Rows from a figure dataset:

================================

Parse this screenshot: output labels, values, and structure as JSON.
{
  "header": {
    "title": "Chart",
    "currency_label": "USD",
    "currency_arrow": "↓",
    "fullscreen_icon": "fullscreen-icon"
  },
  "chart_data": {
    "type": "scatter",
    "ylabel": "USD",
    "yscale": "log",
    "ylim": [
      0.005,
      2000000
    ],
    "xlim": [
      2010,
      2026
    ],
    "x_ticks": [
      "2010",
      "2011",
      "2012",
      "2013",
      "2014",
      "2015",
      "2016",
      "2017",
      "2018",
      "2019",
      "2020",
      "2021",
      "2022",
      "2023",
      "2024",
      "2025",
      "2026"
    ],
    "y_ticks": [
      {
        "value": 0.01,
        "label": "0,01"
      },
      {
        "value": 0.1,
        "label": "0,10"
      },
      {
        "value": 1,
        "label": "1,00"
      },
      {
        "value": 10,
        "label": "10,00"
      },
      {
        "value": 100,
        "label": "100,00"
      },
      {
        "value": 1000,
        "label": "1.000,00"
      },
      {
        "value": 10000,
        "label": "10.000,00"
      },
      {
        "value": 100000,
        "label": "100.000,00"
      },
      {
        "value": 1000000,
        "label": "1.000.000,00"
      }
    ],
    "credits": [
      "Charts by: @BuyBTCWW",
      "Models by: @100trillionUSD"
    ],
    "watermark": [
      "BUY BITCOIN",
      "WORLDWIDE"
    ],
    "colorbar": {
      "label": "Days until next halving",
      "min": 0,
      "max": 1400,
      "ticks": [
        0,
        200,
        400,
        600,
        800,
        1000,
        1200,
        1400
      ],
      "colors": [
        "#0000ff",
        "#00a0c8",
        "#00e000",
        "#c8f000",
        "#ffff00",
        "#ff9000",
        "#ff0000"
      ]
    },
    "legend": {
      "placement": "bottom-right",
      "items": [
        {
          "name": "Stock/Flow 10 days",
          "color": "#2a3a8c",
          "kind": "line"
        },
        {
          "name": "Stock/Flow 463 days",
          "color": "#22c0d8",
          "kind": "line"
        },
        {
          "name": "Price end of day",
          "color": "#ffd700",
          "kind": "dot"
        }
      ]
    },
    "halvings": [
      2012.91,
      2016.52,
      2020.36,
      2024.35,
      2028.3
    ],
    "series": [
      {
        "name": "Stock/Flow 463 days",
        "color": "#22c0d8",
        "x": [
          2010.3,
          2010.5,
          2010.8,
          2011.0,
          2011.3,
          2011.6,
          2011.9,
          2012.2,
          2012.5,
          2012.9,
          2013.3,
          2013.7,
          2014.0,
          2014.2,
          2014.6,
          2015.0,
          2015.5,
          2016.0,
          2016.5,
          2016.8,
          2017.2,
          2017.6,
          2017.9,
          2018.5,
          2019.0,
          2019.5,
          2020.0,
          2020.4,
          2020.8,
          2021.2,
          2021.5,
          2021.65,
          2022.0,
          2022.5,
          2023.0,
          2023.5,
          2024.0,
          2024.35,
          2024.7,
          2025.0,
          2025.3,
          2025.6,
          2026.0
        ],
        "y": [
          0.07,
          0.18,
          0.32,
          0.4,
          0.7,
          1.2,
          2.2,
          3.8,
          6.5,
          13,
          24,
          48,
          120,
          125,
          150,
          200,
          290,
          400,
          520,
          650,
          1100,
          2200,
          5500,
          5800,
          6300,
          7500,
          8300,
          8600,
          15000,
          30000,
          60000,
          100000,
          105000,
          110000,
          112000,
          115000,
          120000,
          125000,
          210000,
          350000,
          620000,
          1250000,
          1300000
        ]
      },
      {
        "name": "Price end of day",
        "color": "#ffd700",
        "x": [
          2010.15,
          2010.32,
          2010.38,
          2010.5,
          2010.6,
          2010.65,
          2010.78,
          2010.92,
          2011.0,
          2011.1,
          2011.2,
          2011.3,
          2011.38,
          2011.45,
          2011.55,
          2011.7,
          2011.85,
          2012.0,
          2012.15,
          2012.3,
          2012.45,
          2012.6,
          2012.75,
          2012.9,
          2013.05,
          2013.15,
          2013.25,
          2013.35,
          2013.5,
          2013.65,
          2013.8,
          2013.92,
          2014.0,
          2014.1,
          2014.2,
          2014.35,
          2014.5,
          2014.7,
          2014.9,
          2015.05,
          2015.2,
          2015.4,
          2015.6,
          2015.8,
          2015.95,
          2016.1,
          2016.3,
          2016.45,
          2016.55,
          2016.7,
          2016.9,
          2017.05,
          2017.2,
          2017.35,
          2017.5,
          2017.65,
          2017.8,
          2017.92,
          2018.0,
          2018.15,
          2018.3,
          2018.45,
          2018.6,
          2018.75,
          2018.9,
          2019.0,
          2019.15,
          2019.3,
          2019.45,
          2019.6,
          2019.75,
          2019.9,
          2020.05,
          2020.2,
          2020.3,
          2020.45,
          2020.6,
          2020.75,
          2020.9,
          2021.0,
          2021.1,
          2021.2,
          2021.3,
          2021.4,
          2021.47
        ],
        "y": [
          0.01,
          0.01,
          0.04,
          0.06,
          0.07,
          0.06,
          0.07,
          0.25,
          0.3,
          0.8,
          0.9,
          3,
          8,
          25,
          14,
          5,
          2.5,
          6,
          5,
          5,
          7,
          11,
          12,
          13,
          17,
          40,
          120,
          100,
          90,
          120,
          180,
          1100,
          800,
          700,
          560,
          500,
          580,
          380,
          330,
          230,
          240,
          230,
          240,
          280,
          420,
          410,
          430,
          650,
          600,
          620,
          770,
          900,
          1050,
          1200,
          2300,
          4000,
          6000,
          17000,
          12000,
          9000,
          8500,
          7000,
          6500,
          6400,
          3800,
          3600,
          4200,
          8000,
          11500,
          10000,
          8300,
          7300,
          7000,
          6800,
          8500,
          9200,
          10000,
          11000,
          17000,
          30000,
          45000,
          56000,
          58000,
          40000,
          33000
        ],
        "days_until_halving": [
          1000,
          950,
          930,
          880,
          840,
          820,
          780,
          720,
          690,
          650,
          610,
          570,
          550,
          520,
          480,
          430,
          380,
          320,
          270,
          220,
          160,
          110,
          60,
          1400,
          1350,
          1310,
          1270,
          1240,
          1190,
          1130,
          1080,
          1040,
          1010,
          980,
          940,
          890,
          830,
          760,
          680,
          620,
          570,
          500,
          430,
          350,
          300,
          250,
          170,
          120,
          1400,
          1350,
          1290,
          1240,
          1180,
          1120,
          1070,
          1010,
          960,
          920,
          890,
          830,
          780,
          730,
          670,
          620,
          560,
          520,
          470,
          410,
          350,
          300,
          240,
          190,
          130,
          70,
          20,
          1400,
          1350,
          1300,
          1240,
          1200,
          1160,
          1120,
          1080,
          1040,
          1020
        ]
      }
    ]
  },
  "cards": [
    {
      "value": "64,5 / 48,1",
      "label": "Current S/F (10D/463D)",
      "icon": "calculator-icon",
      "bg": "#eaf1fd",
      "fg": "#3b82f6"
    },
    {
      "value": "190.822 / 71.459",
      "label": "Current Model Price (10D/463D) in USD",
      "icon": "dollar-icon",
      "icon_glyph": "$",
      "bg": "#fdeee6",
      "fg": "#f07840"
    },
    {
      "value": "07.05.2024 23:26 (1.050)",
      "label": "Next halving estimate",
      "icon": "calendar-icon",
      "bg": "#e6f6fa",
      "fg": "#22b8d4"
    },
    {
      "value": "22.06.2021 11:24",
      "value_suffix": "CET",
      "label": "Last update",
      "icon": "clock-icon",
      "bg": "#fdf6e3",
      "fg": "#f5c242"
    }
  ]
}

================================

Exercise goal: Repeat every entry exactly, please.

Exercise response:
Parse this screenshot: output labels, values, and structure as JSON.
{
  "header": {
    "title": "Chart",
    "currency_label": "USD",
    "currency_arrow": "↓",
    "fullscreen_icon": "fullscreen-icon"
  },
  "chart_data": {
    "type": "scatter",
    "ylabel": "USD",
    "yscale": "log",
    "ylim": [
      0.005,
      2000000
    ],
    "xlim": [
      2010,
      2026
    ],
    "x_ticks": [
      "2010",
      "2011",
      "2012",
      "2013",
      "2014",
      "2015",
      "2016",
      "2017",
      "2018",
      "2019",
      "2020",
      "2021",
      "2022",
      "2023",
      "2024",
      "2025",
      "2026"
    ],
    "y_ticks": [
      {
        "value": 0.01,
        "label": "0,01"
      },
      {
        "value": 0.1,
        "label": "0,10"
      },
      {
        "value": 1,
        "label": "1,00"
      },
      {
        "value": 10,
        "label": "10,00"
      },
      {
        "value": 100,
        "label": "100,00"
      },
      {
        "value": 1000,
        "label": "1.000,00"
      },
      {
        "value": 10000,
        "label": "10.000,00"
      },
      {
        "value": 100000,
        "label": "100.000,00"
      },
      {
        "value": 1000000,
        "label": "1.000.000,00"
      }
    ],
    "credits": [
      "Charts by: @BuyBTCWW",
      "Models by: @100trillionUSD"
    ],
    "watermark": [
      "BUY BITCOIN",
      "WORLDWIDE"
    ],
    "colorbar": {
      "label": "Days until next halving",
      "min": 0,
      "max": 1400,
      "ticks": [
        0,
        200,
        400,
        600,
        800,
        1000,
        1200,
        1400
      ],
      "colors": [
        "#0000ff",
        "#00a0c8",
        "#00e000",
        "#c8f000",
        "#ffff00",
        "#ff9000",
        "#ff0000"
      ]
    },
    "legend": {
      "placement": "bottom-right",
      "items": [
        {
          "name": "Stock/Flow 10 days",
          "color": "#2a3a8c",
          "kind": "line"
        },
        {
          "name": "Stock/Flow 463 days",
          "color": "#22c0d8",
          "kind": "line"
        },
        {
          "name": "Price end of day",
          "color": "#ffd700",
          "kind": "dot"
        }
      ]
    },
    "halvings": [
      2012.91,
      2016.52,
      2020.36,
      2024.35,
      2028.3
    ],
    "series": [
      {
        "name": "Stock/Flow 463 days",
        "color": "#22c0d8",
        "x": [
          2010.3,
          2010.5,
          2010.8,
          2011.0,
          2011.3,
          2011.6,
          2011.9,
          2012.2,
          2012.5,
          2012.9,
          2013.3,
          2013.7,
          2014.0,
          2014.2,
          2014.6,
          2015.0,
          2015.5,
          2016.0,
          2016.5,
          2016.8,
          2017.2,
          2017.6,
          2017.9,
          2018.5,
          2019.0,
          2019.5,
          2020.0,
          2020.4,
          2020.8,
          2021.2,
          2021.5,
          2021.65,
          2022.0,
          2022.5,
          2023.0,
          2023.5,
          2024.0,
          2024.35,
          2024.7,
          2025.0,
          2025.3,
          2025.6,
          2026.0
        ],
        "y": [
          0.07,
          0.18,
          0.32,
          0.4,
          0.7,
          1.2,
          2.2,
          3.8,
          6.5,
          13,
          24,
          48,
          120,
          125,
          150,
          200,
          290,
          400,
          520,
          650,
          1100,
          2200,
          5500,
          5800,
          6300,
          7500,
          8300,
          8600,
          15000,
          30000,
          60000,
          100000,
          105000,
          110000,
          112000,
          115000,
          120000,
          125000,
          210000,
          350000,
          620000,
          1250000,
          1300000
        ]
      },
      {
        "name": "Price end of day",
        "color": "#ffd700",
        "x": [
          2010.15,
          2010.32,
          2010.38,
          2010.5,
          2010.6,
          2010.65,
          2010.78,
          2010.92,
          2011.0,
          2011.1,
          2011.2,
          2011.3,
          2011.38,
          2011.45,
          2011.55,
          2011.7,
          2011.85,
          2012.0,
          2012.15,
          2012.3,
          2012.45,
          2012.6,
          2012.75,
          2012.9,
          2013.05,
          2013.15,
          2013.25,
          2013.35,
          2013.5,
          2013.65,
          2013.8,
          2013.92,
          2014.0,
          2014.1,
          2014.2,
          2014.35,
          2014.5,
          2014.7,
          2014.9,
          2015.05,
          2015.2,
          2015.4,
          2015.6,
          2015.8,
          2015.95,
          2016.1,
          2016.3,
          2016.45,
          2016.55,
          2016.7,
          2016.9,
          2017.05,
          2017.2,
          2017.35,
          2017.5,
          2017.65,
          2017.8,
          2017.92,
          2018.0,
          2018.15,
          2018.3,
          2018.45,
          2018.6,
          2018.75,
          2018.9,
          2019.0,
          2019.15,
          2019.3,
          2019.45,
          2019.6,
          2019.75,
          2019.9,
          2020.05,
          2020.2,
          2020.3,
          2020.45,
          2020.6,
          2020.75,
          2020.9,
          2021.0,
          2021.1,
          2021.2,
          2021.3,
          2021.4,
          2021.47
        ],
        "y": [
          0.01,
          0.01,
          0.04,
          0.06,
          0.07,
          0.06,
          0.07,
          0.25,
          0.3,
          0.8,
          0.9,
          3,
          8,
          25,
          14,
          5,
          2.5,
          6,
          5,
          5,
          7,
          11,
          12,
          13,
          17,
          40,
          120,
          100,
          90,
          120,
          180,
          1100,
          800,
          700,
          560,
          500,
          580,
          380,
          330,
          230,
          240,
          230,
          240,
          280,
          420,
          410,
          430,
          650,
          600,
          620,
          770,
          900,
          1050,
          1200,
          2300,
          4000,
          6000,
          17000,
          12000,
          9000,
          8500,
          7000,
          6500,
          6400,
          3800,
          3600,
          4200,
          8000,
          11500,
          10000,
          8300,
          7300,
          7000,
          6800,
          8500,
          9200,
          10000,
          11000,
          17000,
          30000,
          45000,
          56000,
          58000,
          40000,
          33000
        ],
        "days_until_halving": [
          1000,
          950,
          930,
          880,
          840,
          820,
          780,
          720,
          690,
          650,
          610,
          570,
          550,
          520,
          480,
          430,
          380,
          320,
          270,
          220,
          160,
          110,
          60,
          1400,
          1350,
          1310,
          1270,
          1240,
          1190,
          1130,
          1080,
          1040,
          1010,
          980,
          940,
          890,
          830,
          760,
          680,
          620,
          570,
          500,
          430,
          350,
          300,
          250,
          170,
          120,
          1400,
          1350,
          1290,
          1240,
          1180,
          1120,
          1070,
          1010,
          960,
          920,
          890,
          830,
          780,
          730,
          670,
          620,
          560,
          520,
          470,
          410,
          350,
          300,
          240,
          190,
          130,
          70,
          20,
          1400,
          1350,
          1300,
          1240,
          1200,
          1160,
          1120,
          1080,
          1040,
          1020
        ]
      }
    ]
  },
  "cards": [
    {
      "value": "64,5 / 48,1",
      "label": "Current S/F (10D/463D)",
      "icon": "calculator-icon",
      "bg": "#eaf1fd",
      "fg": "#3b82f6"
    },
    {
      "value": "190.822 / 71.459",
      "label": "Current Model Price (10D/463D) in USD",
      "icon": "dollar-icon",
      "icon_glyph": "$",
      "bg": "#fdeee6",
      "fg": "#f07840"
    },
    {
      "value": "07.05.2024 23:26 (1.050)",
      "label": "Next halving estimate",
      "icon": "calendar-icon",
      "bg": "#e6f6fa",
      "fg": "#22b8d4"
    },
    {
      "value": "22.06.2021 11:24",
      "value_suffix": "CET",
      "label": "Last update",
      "icon": "clock-icon",
      "bg": "#fdf6e3",
      "fg": "#f5c242"
    }
  ]
}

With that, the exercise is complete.